-- Material to process start --
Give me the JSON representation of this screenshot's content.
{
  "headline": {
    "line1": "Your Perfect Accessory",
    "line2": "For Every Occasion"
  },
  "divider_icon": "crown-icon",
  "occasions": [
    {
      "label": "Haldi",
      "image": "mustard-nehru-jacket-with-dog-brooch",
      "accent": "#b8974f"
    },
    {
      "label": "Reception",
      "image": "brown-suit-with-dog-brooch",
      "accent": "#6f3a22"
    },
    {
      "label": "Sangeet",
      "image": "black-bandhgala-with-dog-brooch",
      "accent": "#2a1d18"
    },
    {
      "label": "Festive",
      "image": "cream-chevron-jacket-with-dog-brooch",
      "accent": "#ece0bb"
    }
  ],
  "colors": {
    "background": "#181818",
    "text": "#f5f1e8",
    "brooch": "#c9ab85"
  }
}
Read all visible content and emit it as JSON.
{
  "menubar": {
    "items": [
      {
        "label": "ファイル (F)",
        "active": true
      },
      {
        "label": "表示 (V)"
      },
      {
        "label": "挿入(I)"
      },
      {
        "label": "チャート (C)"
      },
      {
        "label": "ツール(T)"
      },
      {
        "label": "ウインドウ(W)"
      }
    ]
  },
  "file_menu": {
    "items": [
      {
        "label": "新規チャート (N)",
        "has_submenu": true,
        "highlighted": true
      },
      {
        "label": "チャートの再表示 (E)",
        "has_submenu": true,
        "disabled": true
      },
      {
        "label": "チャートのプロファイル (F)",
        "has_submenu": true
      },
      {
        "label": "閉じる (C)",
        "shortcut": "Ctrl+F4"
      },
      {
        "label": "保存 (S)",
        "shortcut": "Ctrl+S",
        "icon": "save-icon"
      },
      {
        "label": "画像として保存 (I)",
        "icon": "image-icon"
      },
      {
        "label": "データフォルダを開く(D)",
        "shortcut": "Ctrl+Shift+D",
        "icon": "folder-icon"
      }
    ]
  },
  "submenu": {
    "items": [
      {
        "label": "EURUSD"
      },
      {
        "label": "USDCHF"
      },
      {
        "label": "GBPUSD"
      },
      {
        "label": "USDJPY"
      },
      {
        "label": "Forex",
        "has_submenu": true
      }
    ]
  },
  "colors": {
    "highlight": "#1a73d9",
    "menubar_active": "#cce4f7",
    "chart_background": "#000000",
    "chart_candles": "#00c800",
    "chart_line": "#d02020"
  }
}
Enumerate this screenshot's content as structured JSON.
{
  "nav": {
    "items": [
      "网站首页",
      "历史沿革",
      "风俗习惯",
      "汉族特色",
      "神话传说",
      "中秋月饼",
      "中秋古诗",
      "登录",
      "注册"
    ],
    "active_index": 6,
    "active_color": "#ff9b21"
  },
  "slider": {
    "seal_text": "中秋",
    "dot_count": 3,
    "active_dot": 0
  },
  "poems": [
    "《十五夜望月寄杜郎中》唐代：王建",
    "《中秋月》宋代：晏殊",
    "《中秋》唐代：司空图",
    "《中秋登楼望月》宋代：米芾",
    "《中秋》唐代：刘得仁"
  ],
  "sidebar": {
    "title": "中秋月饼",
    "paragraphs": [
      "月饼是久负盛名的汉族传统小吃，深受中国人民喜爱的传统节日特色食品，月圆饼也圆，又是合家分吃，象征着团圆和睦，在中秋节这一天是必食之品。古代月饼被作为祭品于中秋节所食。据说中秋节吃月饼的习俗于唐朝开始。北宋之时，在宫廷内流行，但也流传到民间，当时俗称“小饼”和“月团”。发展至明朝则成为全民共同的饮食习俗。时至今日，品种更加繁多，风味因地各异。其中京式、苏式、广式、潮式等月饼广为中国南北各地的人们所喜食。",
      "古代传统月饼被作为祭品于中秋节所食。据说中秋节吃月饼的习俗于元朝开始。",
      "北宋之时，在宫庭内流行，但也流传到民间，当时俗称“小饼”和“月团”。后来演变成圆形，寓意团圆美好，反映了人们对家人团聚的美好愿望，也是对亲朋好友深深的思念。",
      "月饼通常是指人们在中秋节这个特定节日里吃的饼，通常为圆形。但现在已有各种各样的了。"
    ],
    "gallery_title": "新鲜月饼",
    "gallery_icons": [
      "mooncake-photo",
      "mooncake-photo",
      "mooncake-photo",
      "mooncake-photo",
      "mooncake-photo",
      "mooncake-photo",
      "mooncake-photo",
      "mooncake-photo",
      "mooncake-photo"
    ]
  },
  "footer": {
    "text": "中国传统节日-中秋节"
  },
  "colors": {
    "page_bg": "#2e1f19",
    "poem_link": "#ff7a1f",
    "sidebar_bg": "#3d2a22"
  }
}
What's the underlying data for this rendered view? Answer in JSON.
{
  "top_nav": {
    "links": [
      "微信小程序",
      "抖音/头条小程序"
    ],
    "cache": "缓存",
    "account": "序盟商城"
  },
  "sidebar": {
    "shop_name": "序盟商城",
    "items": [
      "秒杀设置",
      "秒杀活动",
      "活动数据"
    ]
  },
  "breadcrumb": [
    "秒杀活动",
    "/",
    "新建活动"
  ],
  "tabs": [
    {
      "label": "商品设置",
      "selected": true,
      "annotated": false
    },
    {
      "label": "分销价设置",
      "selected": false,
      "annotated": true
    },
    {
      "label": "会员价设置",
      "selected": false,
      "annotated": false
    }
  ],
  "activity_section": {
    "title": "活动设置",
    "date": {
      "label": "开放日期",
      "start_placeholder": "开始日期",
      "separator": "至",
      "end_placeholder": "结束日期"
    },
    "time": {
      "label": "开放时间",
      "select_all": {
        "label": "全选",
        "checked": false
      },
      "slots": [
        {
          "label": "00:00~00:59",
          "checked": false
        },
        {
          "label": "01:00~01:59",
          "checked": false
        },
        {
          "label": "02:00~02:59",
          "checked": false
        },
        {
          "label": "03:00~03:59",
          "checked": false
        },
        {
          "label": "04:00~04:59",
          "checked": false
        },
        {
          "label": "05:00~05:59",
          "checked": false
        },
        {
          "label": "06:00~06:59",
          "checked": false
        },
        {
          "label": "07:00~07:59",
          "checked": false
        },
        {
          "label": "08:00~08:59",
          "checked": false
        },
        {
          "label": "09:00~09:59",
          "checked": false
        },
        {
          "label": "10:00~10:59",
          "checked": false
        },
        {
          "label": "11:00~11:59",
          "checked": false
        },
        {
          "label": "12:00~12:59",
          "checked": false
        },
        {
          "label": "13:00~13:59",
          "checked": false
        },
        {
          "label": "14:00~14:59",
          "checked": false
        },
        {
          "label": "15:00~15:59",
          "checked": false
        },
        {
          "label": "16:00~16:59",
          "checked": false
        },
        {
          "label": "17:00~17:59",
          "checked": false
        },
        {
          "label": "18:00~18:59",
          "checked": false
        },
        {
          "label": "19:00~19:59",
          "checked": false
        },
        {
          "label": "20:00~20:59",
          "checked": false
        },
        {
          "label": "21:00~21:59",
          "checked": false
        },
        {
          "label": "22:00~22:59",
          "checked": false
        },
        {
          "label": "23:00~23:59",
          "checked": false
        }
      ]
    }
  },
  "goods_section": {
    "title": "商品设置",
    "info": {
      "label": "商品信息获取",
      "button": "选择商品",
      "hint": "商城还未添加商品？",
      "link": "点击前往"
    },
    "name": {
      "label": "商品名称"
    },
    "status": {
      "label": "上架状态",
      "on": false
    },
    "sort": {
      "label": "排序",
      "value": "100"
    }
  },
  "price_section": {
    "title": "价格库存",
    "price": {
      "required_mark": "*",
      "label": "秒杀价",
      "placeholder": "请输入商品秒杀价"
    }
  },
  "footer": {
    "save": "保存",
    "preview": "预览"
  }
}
-- Material to process end --
**Set exercise**
Reproduce all of the records exactly.

**Answer for this exercise**
Give me the JSON representation of this screenshot's content.
{
  "headline": {
    "line1": "Your Perfect Accessory",
    "line2": "For Every Occasion"
  },
  "divider_icon": "crown-icon",
  "occasions": [
    {
      "label": "Haldi",
      "image": "mustard-nehru-jacket-with-dog-brooch",
      "accent": "#b8974f"
    },
    {
      "label": "Reception",
      "image": "brown-suit-with-dog-brooch",
      "accent": "#6f3a22"
    },
    {
      "label": "Sangeet",
      "image": "black-bandhgala-with-dog-brooch",
      "accent": "#2a1d18"
    },
    {
      "label": "Festive",
      "image": "cream-chevron-jacket-with-dog-brooch",
      "accent": "#ece0bb"
    }
  ],
  "colors": {
    "background": "#181818",
    "text": "#f5f1e8",
    "brooch": "#c9ab85"
  }
}
Read all visible content and emit it as JSON.
{
  "menubar": {
    "items": [
      {
        "label": "ファイル (F)",
        "active": true
      },
      {
        "label": "表示 (V)"
      },
      {
        "label": "挿入(I)"
      },
      {
        "label": "チャート (C)"
      },
      {
        "label": "ツール(T)"
      },
      {
        "label": "ウインドウ(W)"
      }
    ]
  },
  "file_menu": {
    "items": [
      {
        "label": "新規チャート (N)",
        "has_submenu": true,
        "highlighted": true
      },
      {
        "label": "チャートの再表示 (E)",
        "has_submenu": true,
        "disabled": true
      },
      {
        "label": "チャートのプロファイル (F)",
        "has_submenu": true
      },
      {
        "label": "閉じる (C)",
        "shortcut": "Ctrl+F4"
      },
      {
        "label": "保存 (S)",
        "shortcut": "Ctrl+S",
        "icon": "save-icon"
      },
      {
        "label": "画像として保存 (I)",
        "icon": "image-icon"
      },
      {
        "label": "データフォルダを開く(D)",
        "shortcut": "Ctrl+Shift+D",
        "icon": "folder-icon"
      }
    ]
  },
  "submenu": {
    "items": [
      {
        "label": "EURUSD"
      },
      {
        "label": "USDCHF"
      },
      {
        "label": "GBPUSD"
      },
      {
        "label": "USDJPY"
      },
      {
        "label": "Forex",
        "has_submenu": true
      }
    ]
  },
  "colors": {
    "highlight": "#1a73d9",
    "menubar_active": "#cce4f7",
    "chart_background": "#000000",
    "chart_candles": "#00c800",
    "chart_line": "#d02020"
  }
}
Enumerate this screenshot's content as structured JSON.
{
  "nav": {
    "items": [
      "网站首页",
      "历史沿革",
      "风俗习惯",
      "汉族特色",
      "神话传说",
      "中秋月饼",
      "中秋古诗",
      "登录",
      "注册"
    ],
    "active_index": 6,
    "active_color": "#ff9b21"
  },
  "slider": {
    "seal_text": "中秋",
    "dot_count": 3,
    "active_dot": 0
  },
  "poems": [
    "《十五夜望月寄杜郎中》唐代：王建",
    "《中秋月》宋代：晏殊",
    "《中秋》唐代：司空图",
    "《中秋登楼望月》宋代：米芾",
    "《中秋》唐代：刘得仁"
  ],
  "sidebar": {
    "title": "中秋月饼",
    "paragraphs": [
      "月饼是久负盛名的汉族传统小吃，深受中国人民喜爱的传统节日特色食品，月圆饼也圆，又是合家分吃，象征着团圆和睦，在中秋节这一天是必食之品。古代月饼被作为祭品于中秋节所食。据说中秋节吃月饼的习俗于唐朝开始。北宋之时，在宫廷内流行，但也流传到民间，当时俗称“小饼”和“月团”。发展至明朝则成为全民共同的饮食习俗。时至今日，品种更加繁多，风味因地各异。其中京式、苏式、广式、潮式等月饼广为中国南北各地的人们所喜食。",
      "古代传统月饼被作为祭品于中秋节所食。据说中秋节吃月饼的习俗于元朝开始。",
      "北宋之时，在宫庭内流行，但也流传到民间，当时俗称“小饼”和“月团”。后来演变成圆形，寓意团圆美好，反映了人们对家人团聚的美好愿望，也是对亲朋好友深深的思念。",
      "月饼通常是指人们在中秋节这个特定节日里吃的饼，通常为圆形。但现在已有各种各样的了。"
    ],
    "gallery_title": "新鲜月饼",
    "gallery_icons": [
      "mooncake-photo",
      "mooncake-photo",
      "mooncake-photo",
      "mooncake-photo",
      "mooncake-photo",
      "mooncake-photo",
      "mooncake-photo",
      "mooncake-photo",
      "mooncake-photo"
    ]
  },
  "footer": {
    "text": "中国传统节日-中秋节"
  },
  "colors": {
    "page_bg": "#2e1f19",
    "poem_link": "#ff7a1f",
    "sidebar_bg": "#3d2a22"
  }
}
What's the underlying data for this rendered view? Answer in JSON.
{
  "top_nav": {
    "links": [
      "微信小程序",
      "抖音/头条小程序"
    ],
    "cache": "缓存",
    "account": "序盟商城"
  },
  "sidebar": {
    "shop_name": "序盟商城",
    "items": [
      "秒杀设置",
      "秒杀活动",
      "活动数据"
    ]
  },
  "breadcrumb": [
    "秒杀活动",
    "/",
    "新建活动"
  ],
  "tabs": [
    {
      "label": "商品设置",
      "selected": true,
      "annotated": false
    },
    {
      "label": "分销价设置",
      "selected": false,
      "annotated": true
    },
    {
      "label": "会员价设置",
      "selected": false,
      "annotated": false
    }
  ],
  "activity_section": {
    "title": "活动设置",
    "date": {
      "label": "开放日期",
      "start_placeholder": "开始日期",
      "separator": "至",
      "end_placeholder": "结束日期"
    },
    "time": {
      "label": "开放时间",
      "select_all": {
        "label": "全选",
        "checked": false
      },
      "slots": [
        {
          "label": "00:00~00:59",
          "checked": false
        },
        {
          "label": "01:00~01:59",
          "checked": false
        },
        {
          "label": "02:00~02:59",
          "checked": false
        },
        {
          "label": "03:00~03:59",
          "checked": false
        },
        {
          "label": "04:00~04:59",
          "checked": false
        },
        {
          "label": "05:00~05:59",
          "checked": false
        },
        {
          "label": "06:00~06:59",
          "checked": false
        },
        {
          "label": "07:00~07:59",
          "checked": false
        },
        {
          "label": "08:00~08:59",
          "checked": false
        },
        {
          "label": "09:00~09:59",
          "checked": false
        },
        {
          "label": "10:00~10:59",
          "checked": false
        },
        {
          "label": "11:00~11:59",
          "checked": false
        },
        {
          "label": "12:00~12:59",
          "checked": false
        },
        {
          "label": "13:00~13:59",
          "checked": false
        },
        {
          "label": "14:00~14:59",
          "checked": false
        },
        {
          "label": "15:00~15:59",
          "checked": false
        },
        {
          "label": "16:00~16:59",
          "checked": false
        },
        {
          "label": "17:00~17:59",
          "checked": false
        },
        {
          "label": "18:00~18:59",
          "checked": false
        },
        {
          "label": "19:00~19:59",
          "checked": false
        },
        {
          "label": "20:00~20:59",
          "checked": false
        },
        {
          "label": "21:00~21:59",
          "checked": false
        },
        {
          "label": "22:00~22:59",
          "checked": false
        },
        {
          "label": "23:00~23:59",
          "checked": false
        }
      ]
    }
  },
  "goods_section": {
    "title": "商品设置",
    "info": {
      "label": "商品信息获取",
      "button": "选择商品",
      "hint": "商城还未添加商品？",
      "link": "点击前往"
    },
    "name": {
      "label": "商品名称"
    },
    "status": {
      "label": "上架状态",
      "on": false
    },
    "sort": {
      "label": "排序",
      "value": "100"
    }
  },
  "price_section": {
    "title": "价格库存",
    "price": {
      "required_mark": "*",
      "label": "秒杀价",
      "placeholder": "请输入商品秒杀价"
    }
  },
  "footer": {
    "save": "保存",
    "preview": "预览"
  }
}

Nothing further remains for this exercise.